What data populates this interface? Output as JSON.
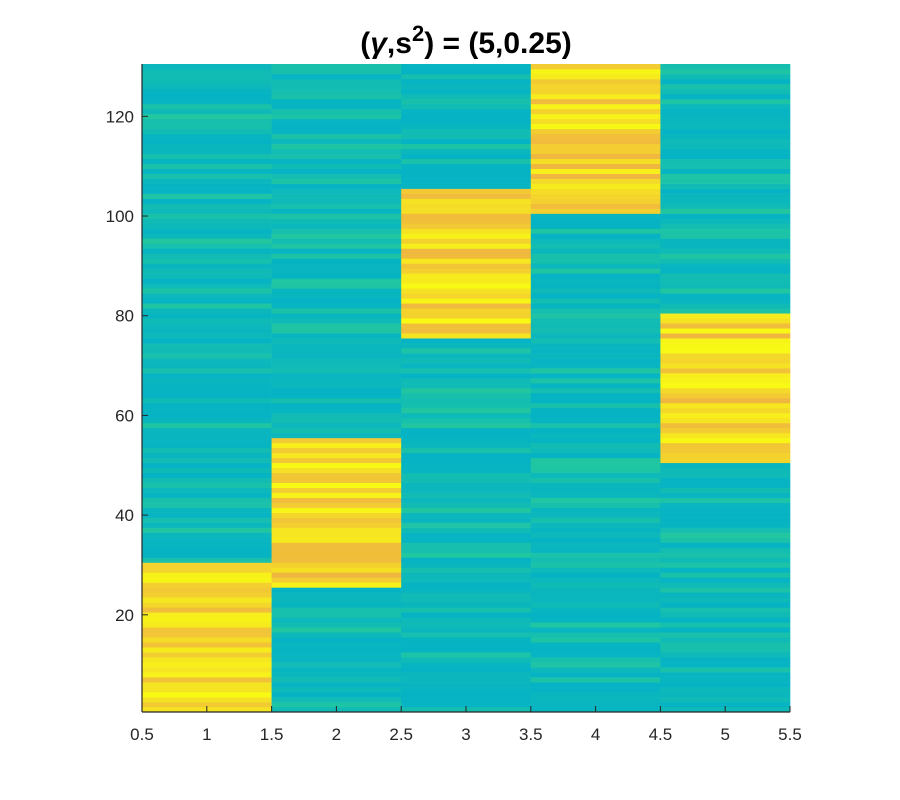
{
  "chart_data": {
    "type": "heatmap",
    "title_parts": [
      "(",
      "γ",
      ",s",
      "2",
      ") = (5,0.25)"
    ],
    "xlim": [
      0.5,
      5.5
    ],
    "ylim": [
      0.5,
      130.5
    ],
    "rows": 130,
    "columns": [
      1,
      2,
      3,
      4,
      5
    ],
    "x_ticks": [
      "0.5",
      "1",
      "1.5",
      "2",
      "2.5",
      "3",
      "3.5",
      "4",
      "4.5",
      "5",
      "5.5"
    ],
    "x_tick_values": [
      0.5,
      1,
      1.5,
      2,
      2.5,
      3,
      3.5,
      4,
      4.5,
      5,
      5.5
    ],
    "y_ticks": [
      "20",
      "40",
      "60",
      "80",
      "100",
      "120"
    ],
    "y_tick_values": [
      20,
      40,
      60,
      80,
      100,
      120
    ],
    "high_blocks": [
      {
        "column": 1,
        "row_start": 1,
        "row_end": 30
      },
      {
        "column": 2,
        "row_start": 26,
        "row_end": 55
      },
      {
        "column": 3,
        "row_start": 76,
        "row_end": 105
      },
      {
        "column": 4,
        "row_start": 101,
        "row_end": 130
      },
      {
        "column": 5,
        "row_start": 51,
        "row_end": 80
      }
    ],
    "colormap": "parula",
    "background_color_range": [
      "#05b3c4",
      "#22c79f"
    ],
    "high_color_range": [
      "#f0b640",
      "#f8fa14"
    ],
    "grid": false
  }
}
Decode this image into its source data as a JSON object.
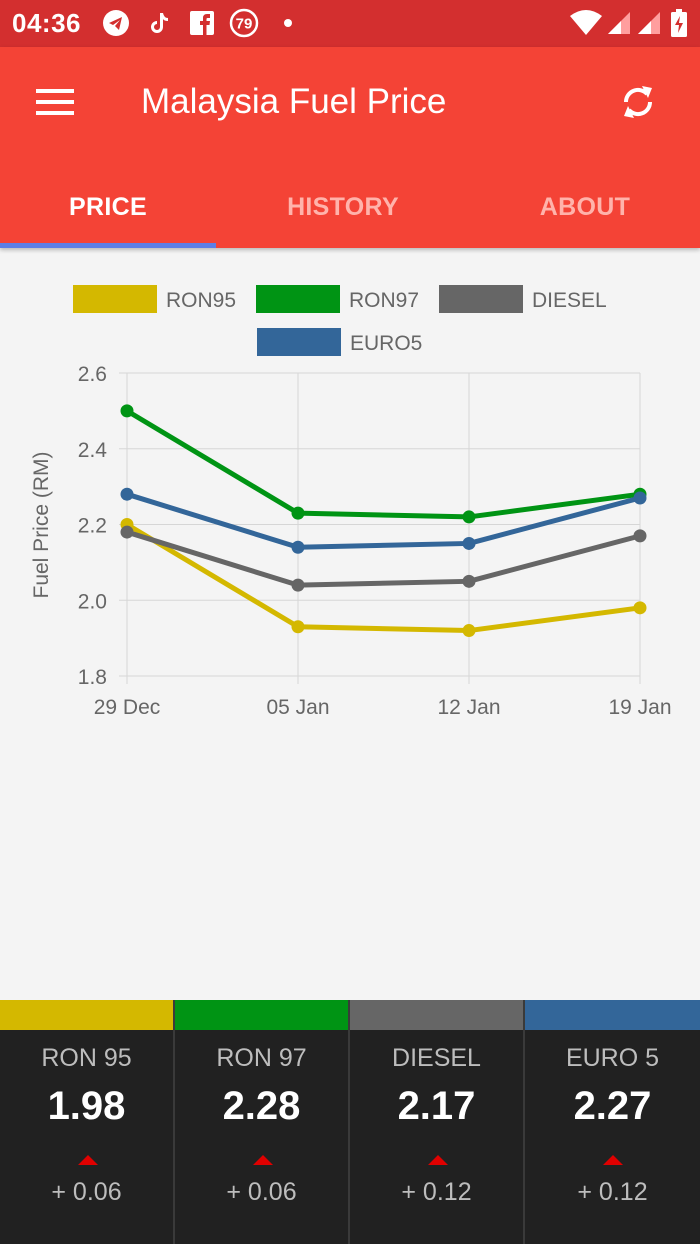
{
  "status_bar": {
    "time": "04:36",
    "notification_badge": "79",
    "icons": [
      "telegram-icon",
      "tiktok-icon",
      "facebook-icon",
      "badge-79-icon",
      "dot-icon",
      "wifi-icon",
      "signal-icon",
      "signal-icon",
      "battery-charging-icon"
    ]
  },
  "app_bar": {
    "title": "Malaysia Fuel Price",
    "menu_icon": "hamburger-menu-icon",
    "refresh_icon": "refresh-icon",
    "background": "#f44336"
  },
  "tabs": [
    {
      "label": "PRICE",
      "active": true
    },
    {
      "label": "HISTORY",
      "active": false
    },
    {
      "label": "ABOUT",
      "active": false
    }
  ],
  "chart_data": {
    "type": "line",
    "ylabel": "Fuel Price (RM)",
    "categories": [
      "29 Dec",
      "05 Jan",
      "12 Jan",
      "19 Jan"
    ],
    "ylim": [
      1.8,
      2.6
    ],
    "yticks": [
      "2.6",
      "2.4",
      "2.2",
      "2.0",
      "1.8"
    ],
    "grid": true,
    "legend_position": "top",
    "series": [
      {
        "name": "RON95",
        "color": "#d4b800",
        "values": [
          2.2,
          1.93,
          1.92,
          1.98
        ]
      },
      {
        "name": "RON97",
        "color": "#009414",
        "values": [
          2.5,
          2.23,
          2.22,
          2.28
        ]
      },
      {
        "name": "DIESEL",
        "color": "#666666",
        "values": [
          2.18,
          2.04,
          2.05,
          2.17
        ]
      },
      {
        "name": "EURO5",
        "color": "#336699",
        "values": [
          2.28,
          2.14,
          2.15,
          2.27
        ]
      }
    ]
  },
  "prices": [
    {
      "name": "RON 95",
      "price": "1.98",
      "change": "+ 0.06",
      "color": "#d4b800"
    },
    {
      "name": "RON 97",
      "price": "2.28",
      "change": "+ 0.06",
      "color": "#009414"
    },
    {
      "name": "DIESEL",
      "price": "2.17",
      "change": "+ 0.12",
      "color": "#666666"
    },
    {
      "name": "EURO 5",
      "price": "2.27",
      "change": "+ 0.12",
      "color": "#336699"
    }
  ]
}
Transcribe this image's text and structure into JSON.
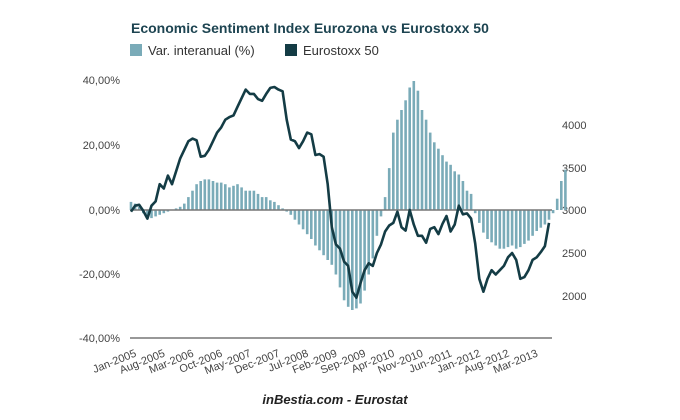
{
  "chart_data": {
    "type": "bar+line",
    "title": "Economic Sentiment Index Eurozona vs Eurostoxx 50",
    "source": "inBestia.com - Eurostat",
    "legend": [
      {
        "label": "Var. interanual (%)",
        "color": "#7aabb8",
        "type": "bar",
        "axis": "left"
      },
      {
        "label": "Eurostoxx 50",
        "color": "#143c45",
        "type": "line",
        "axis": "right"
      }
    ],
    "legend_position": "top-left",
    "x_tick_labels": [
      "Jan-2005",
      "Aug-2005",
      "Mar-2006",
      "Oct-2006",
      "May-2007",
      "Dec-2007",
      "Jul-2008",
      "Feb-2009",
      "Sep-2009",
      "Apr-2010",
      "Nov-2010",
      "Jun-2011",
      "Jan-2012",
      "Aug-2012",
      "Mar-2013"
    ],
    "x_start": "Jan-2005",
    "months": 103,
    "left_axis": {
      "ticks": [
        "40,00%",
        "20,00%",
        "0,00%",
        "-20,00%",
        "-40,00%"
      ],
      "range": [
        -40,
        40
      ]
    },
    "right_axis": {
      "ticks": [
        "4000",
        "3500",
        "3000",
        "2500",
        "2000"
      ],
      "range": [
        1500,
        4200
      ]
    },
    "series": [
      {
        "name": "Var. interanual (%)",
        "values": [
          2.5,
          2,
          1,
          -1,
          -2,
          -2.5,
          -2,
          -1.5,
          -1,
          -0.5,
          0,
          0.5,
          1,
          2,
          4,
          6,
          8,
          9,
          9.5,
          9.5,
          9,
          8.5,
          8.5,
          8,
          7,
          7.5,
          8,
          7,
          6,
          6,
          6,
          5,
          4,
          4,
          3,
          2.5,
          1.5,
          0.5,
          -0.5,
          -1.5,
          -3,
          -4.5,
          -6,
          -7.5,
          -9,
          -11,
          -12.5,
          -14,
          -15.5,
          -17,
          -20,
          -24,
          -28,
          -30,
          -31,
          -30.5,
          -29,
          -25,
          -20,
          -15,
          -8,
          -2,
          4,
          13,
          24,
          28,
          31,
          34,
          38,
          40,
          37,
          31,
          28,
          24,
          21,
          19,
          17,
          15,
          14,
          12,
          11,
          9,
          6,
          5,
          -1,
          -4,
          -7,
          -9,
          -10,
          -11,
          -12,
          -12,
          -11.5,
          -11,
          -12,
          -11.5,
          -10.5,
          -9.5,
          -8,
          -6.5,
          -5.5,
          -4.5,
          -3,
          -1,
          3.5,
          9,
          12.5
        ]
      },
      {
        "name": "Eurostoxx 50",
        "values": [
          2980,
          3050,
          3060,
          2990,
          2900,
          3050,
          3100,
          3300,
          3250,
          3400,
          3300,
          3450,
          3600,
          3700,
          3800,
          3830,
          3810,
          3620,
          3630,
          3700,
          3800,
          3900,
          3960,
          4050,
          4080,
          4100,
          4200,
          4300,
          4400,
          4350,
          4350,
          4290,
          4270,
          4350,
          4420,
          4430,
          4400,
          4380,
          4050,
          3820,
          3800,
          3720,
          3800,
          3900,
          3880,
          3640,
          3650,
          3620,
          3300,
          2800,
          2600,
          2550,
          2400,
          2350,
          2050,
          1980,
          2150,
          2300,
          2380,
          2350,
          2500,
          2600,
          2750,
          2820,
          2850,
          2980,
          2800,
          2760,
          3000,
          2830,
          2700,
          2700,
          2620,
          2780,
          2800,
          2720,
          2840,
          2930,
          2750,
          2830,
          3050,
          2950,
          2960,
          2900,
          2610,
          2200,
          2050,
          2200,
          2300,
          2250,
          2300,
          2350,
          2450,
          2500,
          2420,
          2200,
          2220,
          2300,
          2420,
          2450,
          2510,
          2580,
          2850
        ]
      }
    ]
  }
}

════

**WHAT IS ASKED**
The records above are to be reproduced exactly; the pictures are to be left out.

**RESPONSE TO THE EXERCISE**
What data populates this interface? Output as JSON.
{
  "chart_data": {
    "type": "heatmap",
    "title_parts": [
      "(",
      "γ",
      ",s",
      "2",
      ") = (5,0.25)"
    ],
    "xlim": [
      0.5,
      5.5
    ],
    "ylim": [
      0.5,
      130.5
    ],
    "rows": 130,
    "columns": [
      1,
      2,
      3,
      4,
      5
    ],
    "x_ticks": [
      "0.5",
      "1",
      "1.5",
      "2",
      "2.5",
      "3",
      "3.5",
      "4",
      "4.5",
      "5",
      "5.5"
    ],
    "x_tick_values": [
      0.5,
      1,
      1.5,
      2,
      2.5,
      3,
      3.5,
      4,
      4.5,
      5,
      5.5
    ],
    "y_ticks": [
      "20",
      "40",
      "60",
      "80",
      "100",
      "120"
    ],
    "y_tick_values": [
      20,
      40,
      60,
      80,
      100,
      120
    ],
    "high_blocks": [
      {
        "column": 1,
        "row_start": 1,
        "row_end": 30
      },
      {
        "column": 2,
        "row_start": 26,
        "row_end": 55
      },
      {
        "column": 3,
        "row_start": 76,
        "row_end": 105
      },
      {
        "column": 4,
        "row_start": 101,
        "row_end": 130
      },
      {
        "column": 5,
        "row_start": 51,
        "row_end": 80
      }
    ],
    "colormap": "parula",
    "background_color_range": [
      "#05b3c4",
      "#22c79f"
    ],
    "high_color_range": [
      "#f0b640",
      "#f8fa14"
    ],
    "grid": false
  }
}
Decode this image into its source data as a JSON object.
{
  "status_bar": {
    "time": "04:36",
    "notification_badge": "79",
    "icons": [
      "telegram-icon",
      "tiktok-icon",
      "facebook-icon",
      "badge-79-icon",
      "dot-icon",
      "wifi-icon",
      "signal-icon",
      "signal-icon",
      "battery-charging-icon"
    ]
  },
  "app_bar": {
    "title": "Malaysia Fuel Price",
    "menu_icon": "hamburger-menu-icon",
    "refresh_icon": "refresh-icon",
    "background": "#f44336"
  },
  "tabs": [
    {
      "label": "PRICE",
      "active": true
    },
    {
      "label": "HISTORY",
      "active": false
    },
    {
      "label": "ABOUT",
      "active": false
    }
  ],
  "chart_data": {
    "type": "line",
    "ylabel": "Fuel Price (RM)",
    "categories": [
      "29 Dec",
      "05 Jan",
      "12 Jan",
      "19 Jan"
    ],
    "ylim": [
      1.8,
      2.6
    ],
    "yticks": [
      "2.6",
      "2.4",
      "2.2",
      "2.0",
      "1.8"
    ],
    "grid": true,
    "legend_position": "top",
    "series": [
      {
        "name": "RON95",
        "color": "#d4b800",
        "values": [
          2.2,
          1.93,
          1.92,
          1.98
        ]
      },
      {
        "name": "RON97",
        "color": "#009414",
        "values": [
          2.5,
          2.23,
          2.22,
          2.28
        ]
      },
      {
        "name": "DIESEL",
        "color": "#666666",
        "values": [
          2.18,
          2.04,
          2.05,
          2.17
        ]
      },
      {
        "name": "EURO5",
        "color": "#336699",
        "values": [
          2.28,
          2.14,
          2.15,
          2.27
        ]
      }
    ]
  },
  "prices": [
    {
      "name": "RON 95",
      "price": "1.98",
      "change": "+ 0.06",
      "color": "#d4b800"
    },
    {
      "name": "RON 97",
      "price": "2.28",
      "change": "+ 0.06",
      "color": "#009414"
    },
    {
      "name": "DIESEL",
      "price": "2.17",
      "change": "+ 0.12",
      "color": "#666666"
    },
    {
      "name": "EURO 5",
      "price": "2.27",
      "change": "+ 0.12",
      "color": "#336699"
    }
  ]
}
Transcribe this image's text and structure into JSON.
{
  "chart_data": {
    "type": "bar+line",
    "title": "Economic Sentiment Index Eurozona vs Eurostoxx 50",
    "source": "inBestia.com - Eurostat",
    "legend": [
      {
        "label": "Var. interanual (%)",
        "color": "#7aabb8",
        "type": "bar",
        "axis": "left"
      },
      {
        "label": "Eurostoxx 50",
        "color": "#143c45",
        "type": "line",
        "axis": "right"
      }
    ],
    "legend_position": "top-left",
    "x_tick_labels": [
      "Jan-2005",
      "Aug-2005",
      "Mar-2006",
      "Oct-2006",
      "May-2007",
      "Dec-2007",
      "Jul-2008",
      "Feb-2009",
      "Sep-2009",
      "Apr-2010",
      "Nov-2010",
      "Jun-2011",
      "Jan-2012",
      "Aug-2012",
      "Mar-2013"
    ],
    "x_start": "Jan-2005",
    "months": 103,
    "left_axis": {
      "ticks": [
        "40,00%",
        "20,00%",
        "0,00%",
        "-20,00%",
        "-40,00%"
      ],
      "range": [
        -40,
        40
      ]
    },
    "right_axis": {
      "ticks": [
        "4000",
        "3500",
        "3000",
        "2500",
        "2000"
      ],
      "range": [
        1500,
        4200
      ]
    },
    "series": [
      {
        "name": "Var. interanual (%)",
        "values": [
          2.5,
          2,
          1,
          -1,
          -2,
          -2.5,
          -2,
          -1.5,
          -1,
          -0.5,
          0,
          0.5,
          1,
          2,
          4,
          6,
          8,
          9,
          9.5,
          9.5,
          9,
          8.5,
          8.5,
          8,
          7,
          7.5,
          8,
          7,
          6,
          6,
          6,
          5,
          4,
          4,
          3,
          2.5,
          1.5,
          0.5,
          -0.5,
          -1.5,
          -3,
          -4.5,
          -6,
          -7.5,
          -9,
          -11,
          -12.5,
          -14,
          -15.5,
          -17,
          -20,
          -24,
          -28,
          -30,
          -31,
          -30.5,
          -29,
          -25,
          -20,
          -15,
          -8,
          -2,
          4,
          13,
          24,
          28,
          31,
          34,
          38,
          40,
          37,
          31,
          28,
          24,
          21,
          19,
          17,
          15,
          14,
          12,
          11,
          9,
          6,
          5,
          -1,
          -4,
          -7,
          -9,
          -10,
          -11,
          -12,
          -12,
          -11.5,
          -11,
          -12,
          -11.5,
          -10.5,
          -9.5,
          -8,
          -6.5,
          -5.5,
          -4.5,
          -3,
          -1,
          3.5,
          9,
          12.5
        ]
      },
      {
        "name": "Eurostoxx 50",
        "values": [
          2980,
          3050,
          3060,
          2990,
          2900,
          3050,
          3100,
          3300,
          3250,
          3400,
          3300,
          3450,
          3600,
          3700,
          3800,
          3830,
          3810,
          3620,
          3630,
          3700,
          3800,
          3900,
          3960,
          4050,
          4080,
          4100,
          4200,
          4300,
          4400,
          4350,
          4350,
          4290,
          4270,
          4350,
          4420,
          4430,
          4400,
          4380,
          4050,
          3820,
          3800,
          3720,
          3800,
          3900,
          3880,
          3640,
          3650,
          3620,
          3300,
          2800,
          2600,
          2550,
          2400,
          2350,
          2050,
          1980,
          2150,
          2300,
          2380,
          2350,
          2500,
          2600,
          2750,
          2820,
          2850,
          2980,
          2800,
          2760,
          3000,
          2830,
          2700,
          2700,
          2620,
          2780,
          2800,
          2720,
          2840,
          2930,
          2750,
          2830,
          3050,
          2950,
          2960,
          2900,
          2610,
          2200,
          2050,
          2200,
          2300,
          2250,
          2300,
          2350,
          2450,
          2500,
          2420,
          2200,
          2220,
          2300,
          2420,
          2450,
          2510,
          2580,
          2850
        ]
      }
    ]
  }
}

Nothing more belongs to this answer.